- _DATA IN THIS EXERCISE_
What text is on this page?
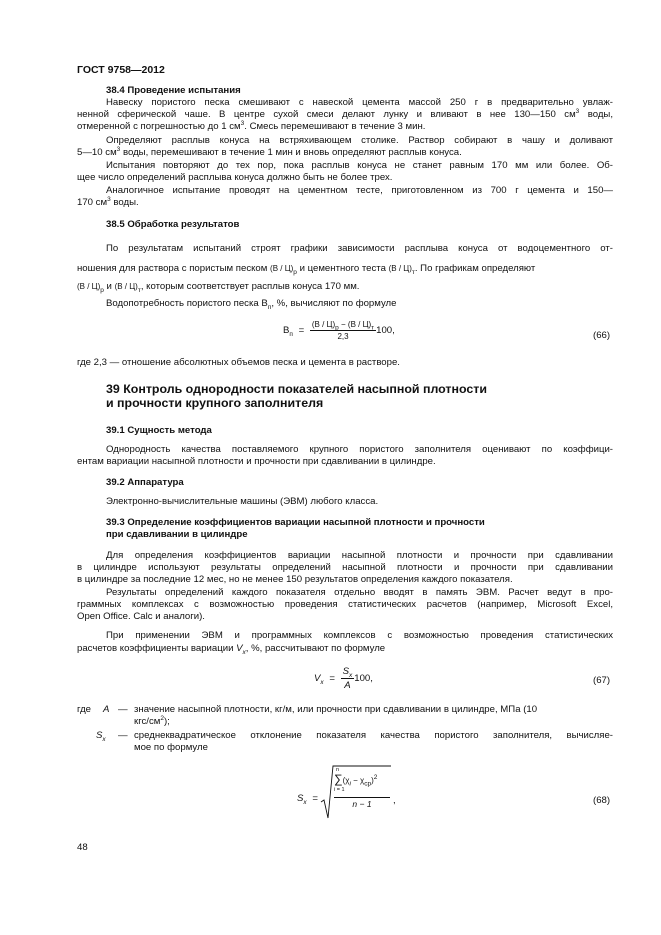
ГОСТ 9758—2012
38.4 Проведение испытания
Навеску пористого песка смешивают с навеской цемента массой 250 г в предварительно увлаж-
ненной сферической чаше. В центре сухой смеси делают лунку и вливают в нее 130—150 $см^3$ воды,
отмеренной с погрешностью до 1 $см^3$. Смесь перемешивают в течение 3 мин.
Определяют расплыв конуса на встряхивающем столике. Раствор собирают в чашу и доливают
5—10 $см^3$ воды, перемешивают в течение 1 мин и вновь определяют расплыв конуса.
Испытания повторяют до тех пор, пока расплыв конуса не станет равным 170 мм или более. Об-
щее число определений расплыва конуса должно быть не более трех.
Аналогичное испытание проводят на цементном тесте, приготовленном из 700 г цемента и 150—
170 $см^3$ воды.
38.5 Обработка результатов
По результатам испытаний строят графики зависимости расплыва конуса от водоцементного от-
ношения для раствора с пористым песком $(В / Ц)_р$ и цементного теста $(В / Ц)_т$. По графикам определяют
$(В / Ц)_р$ и $(В / Ц)_т$, которым соответствует расплыв конуса 170 мм.
Водопотребность пористого песка $В_п$, %, вычисляют по формуле
$В_п = \frac{(В / Ц)_р - (В / Ц)_т}{2,3} 100$,	(66)
где 2,3 — отношение абсолютных объемов песка и цемента в растворе.
39 Контроль однородности показателей насыпной плотности
и прочности крупного заполнителя
39.1 Сущность метода
Однородность качества поставляемого крупного пористого заполнителя оценивают по коэффици-
ентам вариации насыпной плотности и прочности при сдавливании в цилиндре.
39.2 Аппаратура
Электронно-вычислительные машины (ЭВМ) любого класса.
39.3 Определение коэффициентов вариации насыпной плотности и прочности
при сдавливании в цилиндре
Для определения коэффициентов вариации насыпной плотности и прочности при сдавливании
в цилиндре используют результаты определений насыпной плотности и прочности при сдавливании
в цилиндре за последние 12 мес, но не менее 150 результатов определения каждого показателя.
Результаты определений каждого показателя отдельно вводят в память ЭВМ. Расчет ведут в про-
граммных комплексах с возможностью проведения статистических расчетов (например, Microsoft Excel,
Open Office. Calc и аналоги).
При применении ЭВМ и программных комплексов с возможностью проведения статистических
расчетов коэффициенты вариации $V_x$, %, рассчитывают по формуле
$V_x = \frac{S_x}{A} 100$,	(67)
где A — значение насыпной плотности, кг/м, или прочности при сдавливании в цилиндре, МПа (10
кгс/$см^2$);
$S_x$ — среднеквадратическое отклонение показателя качества пористого заполнителя, вычисляе-
мое по формуле
$S_x$ =
n
$\sum(\chi_i - \chi_{ср})^2$
i = 1
n − 1	,	(68)
48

- _YOUR GOAL_
Identify and extract each line of the listing that contains "песка".

- _SOLUTION_
Навеску пористого песка смешивают с навеской цемента массой 250 г в предварительно увлаж-
Водопотребность пористого песка $В_п$, %, вычисляют по формуле
где 2,3 — отношение абсолютных объемов песка и цемента в растворе.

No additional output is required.